Start of Records for the exercise
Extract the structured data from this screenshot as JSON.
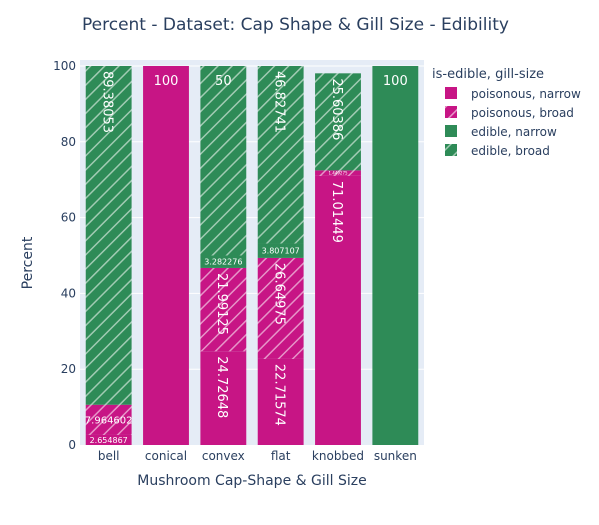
{
  "chart_data": {
    "type": "bar",
    "barmode": "stack",
    "title": "Percent - Dataset: Cap Shape & Gill Size - Edibility",
    "xlabel": "Mushroom Cap-Shape & Gill Size",
    "ylabel": "Percent",
    "ylim": [
      0,
      100
    ],
    "yticks": [
      "0",
      "20",
      "40",
      "60",
      "80",
      "100"
    ],
    "grid": true,
    "legend": {
      "title": "is-edible, gill-size",
      "placement": "top-right"
    },
    "categories": [
      "bell",
      "conical",
      "convex",
      "flat",
      "knobbed",
      "sunken"
    ],
    "series": [
      {
        "name": "poisonous, narrow",
        "color": "#c71585",
        "pattern": "solid",
        "values": [
          2.654867,
          100,
          24.72648,
          22.71574,
          71.01449,
          0
        ],
        "labels": [
          "2.654867",
          "100",
          "24.72648",
          "22.71574",
          "71.01449",
          ""
        ]
      },
      {
        "name": "poisonous, broad",
        "color": "#c71585",
        "pattern": "hatch",
        "values": [
          7.964602,
          0,
          21.99125,
          26.64975,
          1.449275,
          0
        ],
        "labels": [
          "7.964602",
          "",
          "21.99125",
          "26.64975",
          "1.449275",
          ""
        ]
      },
      {
        "name": "edible, narrow",
        "color": "#2e8b57",
        "pattern": "solid",
        "values": [
          0,
          0,
          3.282276,
          3.807107,
          0,
          100
        ],
        "labels": [
          "",
          "",
          "3.282276",
          "3.807107",
          "",
          "100"
        ]
      },
      {
        "name": "edible, broad",
        "color": "#2e8b57",
        "pattern": "hatch",
        "values": [
          89.38053,
          0,
          50,
          46.82741,
          25.60386,
          0
        ],
        "labels": [
          "89.38053",
          "",
          "50",
          "46.82741",
          "25.60386",
          ""
        ]
      }
    ]
  }
}
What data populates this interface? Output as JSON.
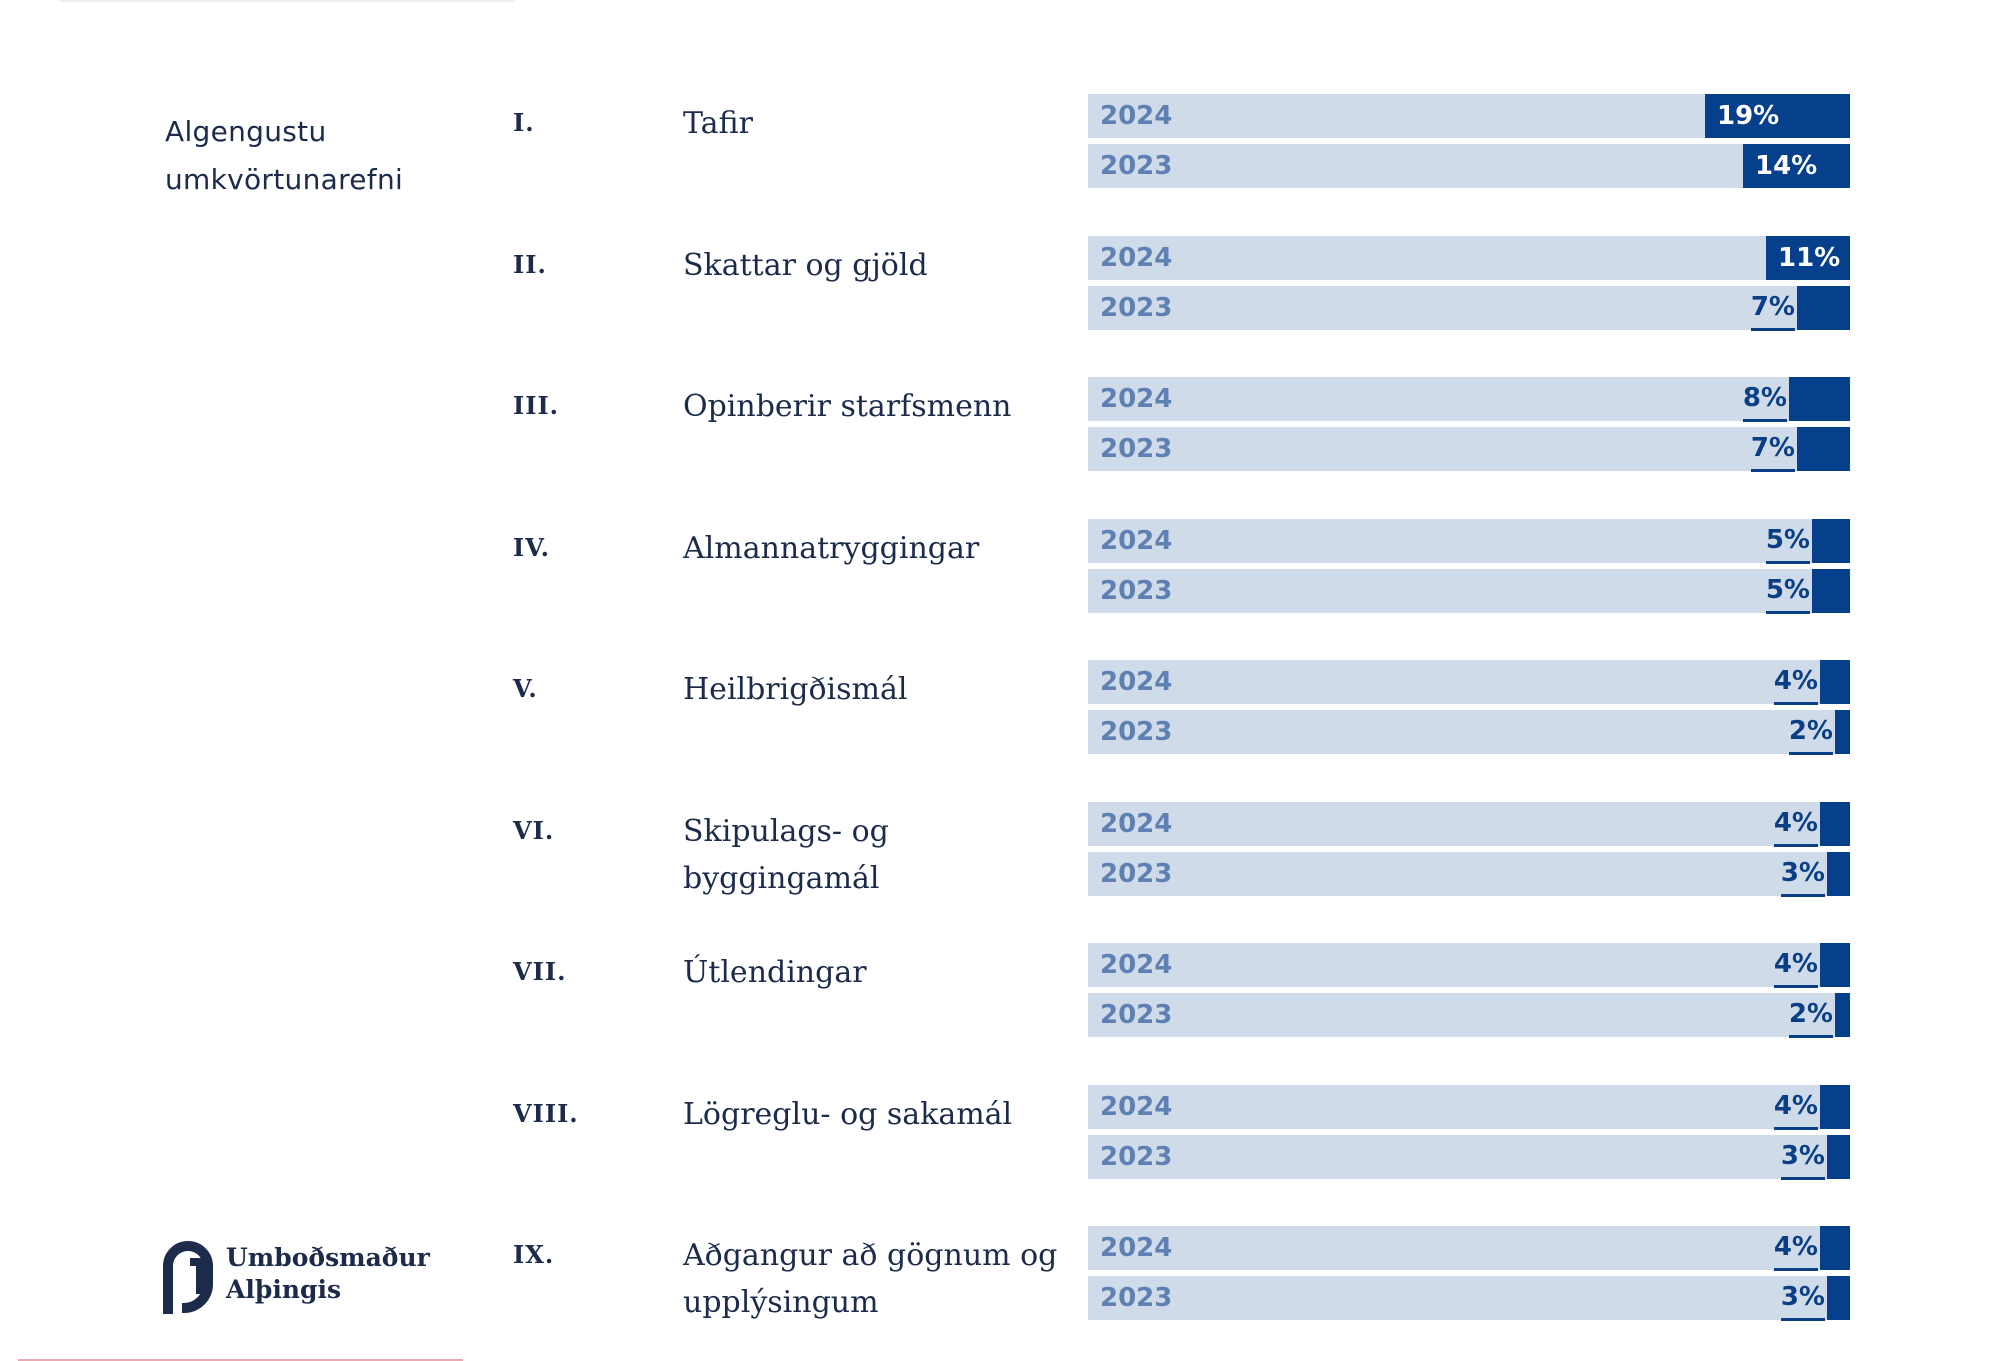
{
  "side_title": {
    "line1": "Algengustu",
    "line2": "umkvörtunarefni"
  },
  "logo": {
    "line1": "Umboðsmaður",
    "line2": "Alþingis"
  },
  "colors": {
    "bar_bg": "#cfdbe9",
    "bar_fill": "#063f8c",
    "year_text": "#5e80b2",
    "text": "#1c2b4a"
  },
  "chart_data": {
    "type": "bar",
    "orientation": "horizontal",
    "title": "",
    "value_unit": "%",
    "xlim": [
      0,
      100
    ],
    "years": [
      "2024",
      "2023"
    ],
    "categories": [
      {
        "numeral": "I.",
        "label": "Tafir",
        "values": [
          19,
          14
        ],
        "labels": [
          "19%",
          "14%"
        ]
      },
      {
        "numeral": "II.",
        "label": "Skattar og gjöld",
        "values": [
          11,
          7
        ],
        "labels": [
          "11%",
          "7%"
        ]
      },
      {
        "numeral": "III.",
        "label": "Opinberir starfsmenn",
        "values": [
          8,
          7
        ],
        "labels": [
          "8%",
          "7%"
        ]
      },
      {
        "numeral": "IV.",
        "label": "Almannatryggingar",
        "values": [
          5,
          5
        ],
        "labels": [
          "5%",
          "5%"
        ]
      },
      {
        "numeral": "V.",
        "label": "Heilbrigðismál",
        "values": [
          4,
          2
        ],
        "labels": [
          "4%",
          "2%"
        ]
      },
      {
        "numeral": "VI.",
        "label": "Skipulags- og byggingamál",
        "values": [
          4,
          3
        ],
        "labels": [
          "4%",
          "3%"
        ]
      },
      {
        "numeral": "VII.",
        "label": "Útlendingar",
        "values": [
          4,
          2
        ],
        "labels": [
          "4%",
          "2%"
        ]
      },
      {
        "numeral": "VIII.",
        "label": "Lögreglu- og sakamál",
        "values": [
          4,
          3
        ],
        "labels": [
          "4%",
          "3%"
        ]
      },
      {
        "numeral": "IX.",
        "label": "Aðgangur að gögnum og upplýsingum",
        "values": [
          4,
          3
        ],
        "labels": [
          "4%",
          "3%"
        ]
      }
    ]
  }
}
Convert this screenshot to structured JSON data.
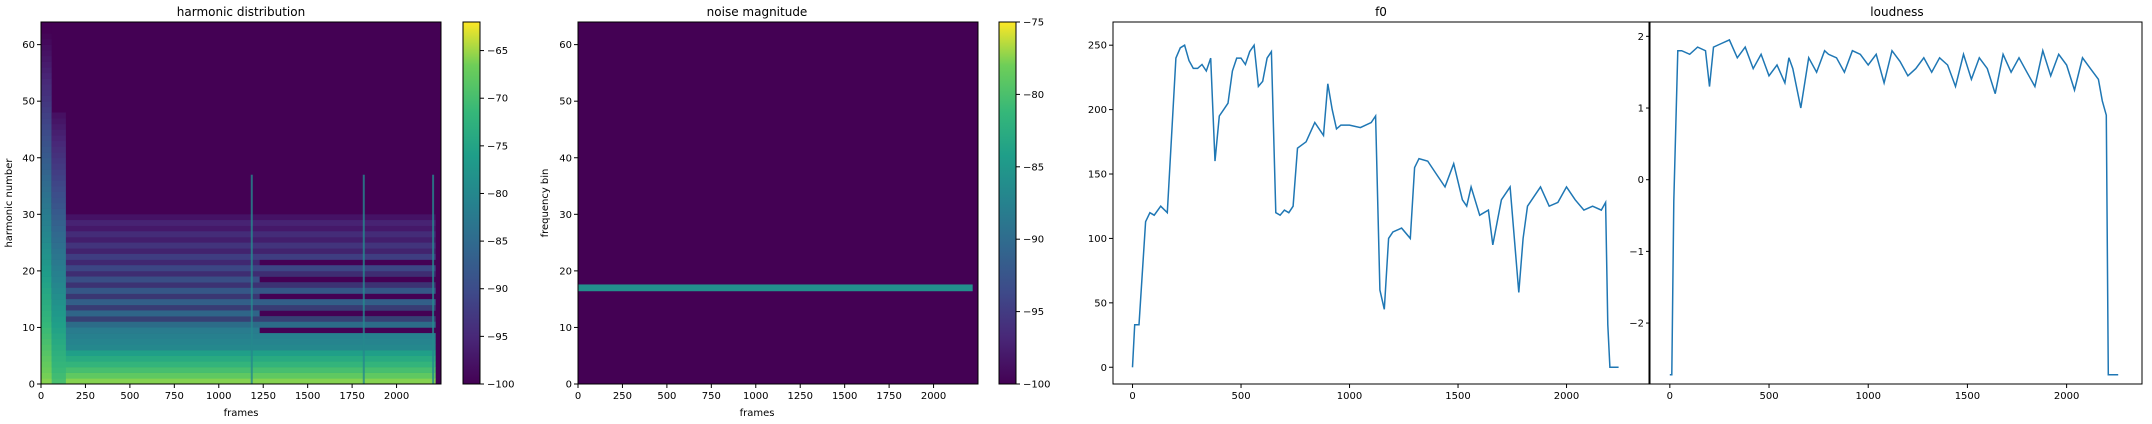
End of Records for the exercise
Instructions for the task:
Above are the entries; count how many of their lines contain the word "poisonous" and give only that number.

Reply:
2